_What the task asks_.
Transcribe each record below word for word.

Saved entries:
○ ○ ○ ○

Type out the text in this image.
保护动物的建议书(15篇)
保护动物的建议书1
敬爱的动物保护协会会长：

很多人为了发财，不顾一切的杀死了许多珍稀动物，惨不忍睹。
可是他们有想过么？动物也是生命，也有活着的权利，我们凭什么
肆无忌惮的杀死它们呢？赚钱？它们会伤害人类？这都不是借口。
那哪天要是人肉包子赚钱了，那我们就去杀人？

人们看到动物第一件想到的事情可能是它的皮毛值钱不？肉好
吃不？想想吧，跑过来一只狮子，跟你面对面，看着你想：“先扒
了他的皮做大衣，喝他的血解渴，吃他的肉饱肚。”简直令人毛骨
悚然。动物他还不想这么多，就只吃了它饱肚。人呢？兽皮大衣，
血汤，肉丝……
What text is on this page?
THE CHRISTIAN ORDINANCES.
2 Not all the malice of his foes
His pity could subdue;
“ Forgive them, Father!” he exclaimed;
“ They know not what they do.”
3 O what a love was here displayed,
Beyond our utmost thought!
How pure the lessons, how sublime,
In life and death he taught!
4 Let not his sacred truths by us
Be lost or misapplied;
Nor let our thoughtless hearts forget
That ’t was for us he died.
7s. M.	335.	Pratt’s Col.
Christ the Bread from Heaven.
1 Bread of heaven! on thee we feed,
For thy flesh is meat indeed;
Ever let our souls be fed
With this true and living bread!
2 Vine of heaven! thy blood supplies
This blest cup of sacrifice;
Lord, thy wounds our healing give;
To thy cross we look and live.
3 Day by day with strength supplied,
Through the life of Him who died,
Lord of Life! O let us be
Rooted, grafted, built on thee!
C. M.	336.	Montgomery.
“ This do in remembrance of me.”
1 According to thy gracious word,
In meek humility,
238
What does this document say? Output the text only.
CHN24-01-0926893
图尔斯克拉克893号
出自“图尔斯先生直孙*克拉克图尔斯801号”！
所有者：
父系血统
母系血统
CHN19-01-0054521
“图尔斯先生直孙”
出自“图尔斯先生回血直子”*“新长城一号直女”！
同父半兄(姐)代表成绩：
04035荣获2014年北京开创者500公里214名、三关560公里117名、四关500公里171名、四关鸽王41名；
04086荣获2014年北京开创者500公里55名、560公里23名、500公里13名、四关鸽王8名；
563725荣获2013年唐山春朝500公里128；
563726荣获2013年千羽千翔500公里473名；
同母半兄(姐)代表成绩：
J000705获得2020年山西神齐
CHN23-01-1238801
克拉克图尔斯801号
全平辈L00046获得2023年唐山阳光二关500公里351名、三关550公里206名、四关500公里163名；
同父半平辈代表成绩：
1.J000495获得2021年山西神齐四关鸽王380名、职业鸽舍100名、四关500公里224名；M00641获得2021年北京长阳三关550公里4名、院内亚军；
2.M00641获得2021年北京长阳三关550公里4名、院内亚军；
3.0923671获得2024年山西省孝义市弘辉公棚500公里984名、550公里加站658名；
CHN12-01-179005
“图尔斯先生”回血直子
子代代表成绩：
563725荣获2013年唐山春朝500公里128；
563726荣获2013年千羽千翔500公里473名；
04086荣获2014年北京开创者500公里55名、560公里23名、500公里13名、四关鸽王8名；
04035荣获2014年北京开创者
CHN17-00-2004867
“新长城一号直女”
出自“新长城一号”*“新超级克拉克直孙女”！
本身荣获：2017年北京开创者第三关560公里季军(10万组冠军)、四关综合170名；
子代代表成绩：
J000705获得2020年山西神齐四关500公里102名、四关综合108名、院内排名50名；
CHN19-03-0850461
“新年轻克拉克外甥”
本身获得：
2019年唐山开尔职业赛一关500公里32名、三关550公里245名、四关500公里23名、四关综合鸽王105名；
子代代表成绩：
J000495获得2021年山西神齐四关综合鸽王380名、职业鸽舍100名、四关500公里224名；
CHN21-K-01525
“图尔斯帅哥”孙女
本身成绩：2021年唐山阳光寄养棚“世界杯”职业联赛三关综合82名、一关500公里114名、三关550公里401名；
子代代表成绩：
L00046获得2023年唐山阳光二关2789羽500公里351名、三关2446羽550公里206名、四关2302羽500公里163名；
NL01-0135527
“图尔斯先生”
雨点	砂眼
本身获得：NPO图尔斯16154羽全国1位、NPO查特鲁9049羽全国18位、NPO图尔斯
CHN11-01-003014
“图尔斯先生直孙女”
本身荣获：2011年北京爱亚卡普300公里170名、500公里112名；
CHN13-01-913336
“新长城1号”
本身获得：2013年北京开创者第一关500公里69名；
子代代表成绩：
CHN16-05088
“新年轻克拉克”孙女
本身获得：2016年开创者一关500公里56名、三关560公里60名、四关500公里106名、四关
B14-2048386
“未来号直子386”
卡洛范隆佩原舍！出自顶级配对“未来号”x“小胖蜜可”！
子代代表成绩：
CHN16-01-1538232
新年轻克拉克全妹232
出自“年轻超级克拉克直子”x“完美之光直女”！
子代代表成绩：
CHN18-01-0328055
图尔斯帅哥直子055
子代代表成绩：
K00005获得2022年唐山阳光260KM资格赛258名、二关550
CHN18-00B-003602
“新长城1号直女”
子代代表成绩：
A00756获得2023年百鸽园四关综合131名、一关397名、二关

○ ○ ○ ○

_Correct answer_.
Type out the text in this image.
保护动物的建议书(15篇)
保护动物的建议书1
敬爱的动物保护协会会长：

很多人为了发财，不顾一切的杀死了许多珍稀动物，惨不忍睹。
可是他们有想过么？动物也是生命，也有活着的权利，我们凭什么
肆无忌惮的杀死它们呢？赚钱？它们会伤害人类？这都不是借口。
那哪天要是人肉包子赚钱了，那我们就去杀人？

人们看到动物第一件想到的事情可能是它的皮毛值钱不？肉好
吃不？想想吧，跑过来一只狮子，跟你面对面，看着你想：“先扒
了他的皮做大衣，喝他的血解渴，吃他的肉饱肚。”简直令人毛骨
悚然。动物他还不想这么多，就只吃了它饱肚。人呢？兽皮大衣，
血汤，肉丝……
What text is on this page?
THE CHRISTIAN ORDINANCES.
2 Not all the malice of his foes
His pity could subdue;
“ Forgive them, Father!” he exclaimed;
“ They know not what they do.”
3 O what a love was here displayed,
Beyond our utmost thought!
How pure the lessons, how sublime,
In life and death he taught!
4 Let not his sacred truths by us
Be lost or misapplied;
Nor let our thoughtless hearts forget
That ’t was for us he died.
7s. M.	335.	Pratt’s Col.
Christ the Bread from Heaven.
1 Bread of heaven! on thee we feed,
For thy flesh is meat indeed;
Ever let our souls be fed
With this true and living bread!
2 Vine of heaven! thy blood supplies
This blest cup of sacrifice;
Lord, thy wounds our healing give;
To thy cross we look and live.
3 Day by day with strength supplied,
Through the life of Him who died,
Lord of Life! O let us be
Rooted, grafted, built on thee!
C. M.	336.	Montgomery.
“ This do in remembrance of me.”
1 According to thy gracious word,
In meek humility,
238
What does this document say? Output the text only.
CHN24-01-0926893
图尔斯克拉克893号
出自“图尔斯先生直孙*克拉克图尔斯801号”！
所有者：
父系血统
母系血统
CHN19-01-0054521
“图尔斯先生直孙”
出自“图尔斯先生回血直子”*“新长城一号直女”！
同父半兄(姐)代表成绩：
04035荣获2014年北京开创者500公里214名、三关560公里117名、四关500公里171名、四关鸽王41名；
04086荣获2014年北京开创者500公里55名、560公里23名、500公里13名、四关鸽王8名；
563725荣获2013年唐山春朝500公里128；
563726荣获2013年千羽千翔500公里473名；
同母半兄(姐)代表成绩：
J000705获得2020年山西神齐
CHN23-01-1238801
克拉克图尔斯801号
全平辈L00046获得2023年唐山阳光二关500公里351名、三关550公里206名、四关500公里163名；
同父半平辈代表成绩：
1.J000495获得2021年山西神齐四关鸽王380名、职业鸽舍100名、四关500公里224名；M00641获得2021年北京长阳三关550公里4名、院内亚军；
2.M00641获得2021年北京长阳三关550公里4名、院内亚军；
3.0923671获得2024年山西省孝义市弘辉公棚500公里984名、550公里加站658名；
CHN12-01-179005
“图尔斯先生”回血直子
子代代表成绩：
563725荣获2013年唐山春朝500公里128；
563726荣获2013年千羽千翔500公里473名；
04086荣获2014年北京开创者500公里55名、560公里23名、500公里13名、四关鸽王8名；
04035荣获2014年北京开创者
CHN17-00-2004867
“新长城一号直女”
出自“新长城一号”*“新超级克拉克直孙女”！
本身荣获：2017年北京开创者第三关560公里季军(10万组冠军)、四关综合170名；
子代代表成绩：
J000705获得2020年山西神齐四关500公里102名、四关综合108名、院内排名50名；
CHN19-03-0850461
“新年轻克拉克外甥”
本身获得：
2019年唐山开尔职业赛一关500公里32名、三关550公里245名、四关500公里23名、四关综合鸽王105名；
子代代表成绩：
J000495获得2021年山西神齐四关综合鸽王380名、职业鸽舍100名、四关500公里224名；
CHN21-K-01525
“图尔斯帅哥”孙女
本身成绩：2021年唐山阳光寄养棚“世界杯”职业联赛三关综合82名、一关500公里114名、三关550公里401名；
子代代表成绩：
L00046获得2023年唐山阳光二关2789羽500公里351名、三关2446羽550公里206名、四关2302羽500公里163名；
NL01-0135527
“图尔斯先生”
雨点	砂眼
本身获得：NPO图尔斯16154羽全国1位、NPO查特鲁9049羽全国18位、NPO图尔斯
CHN11-01-003014
“图尔斯先生直孙女”
本身荣获：2011年北京爱亚卡普300公里170名、500公里112名；
CHN13-01-913336
“新长城1号”
本身获得：2013年北京开创者第一关500公里69名；
子代代表成绩：
CHN16-05088
“新年轻克拉克”孙女
本身获得：2016年开创者一关500公里56名、三关560公里60名、四关500公里106名、四关
B14-2048386
“未来号直子386”
卡洛范隆佩原舍！出自顶级配对“未来号”x“小胖蜜可”！
子代代表成绩：
CHN16-01-1538232
新年轻克拉克全妹232
出自“年轻超级克拉克直子”x“完美之光直女”！
子代代表成绩：
CHN18-01-0328055
图尔斯帅哥直子055
子代代表成绩：
K00005获得2022年唐山阳光260KM资格赛258名、二关550
CHN18-00B-003602
“新长城1号直女”
子代代表成绩：
A00756获得2023年百鸽园四关综合131名、一关397名、二关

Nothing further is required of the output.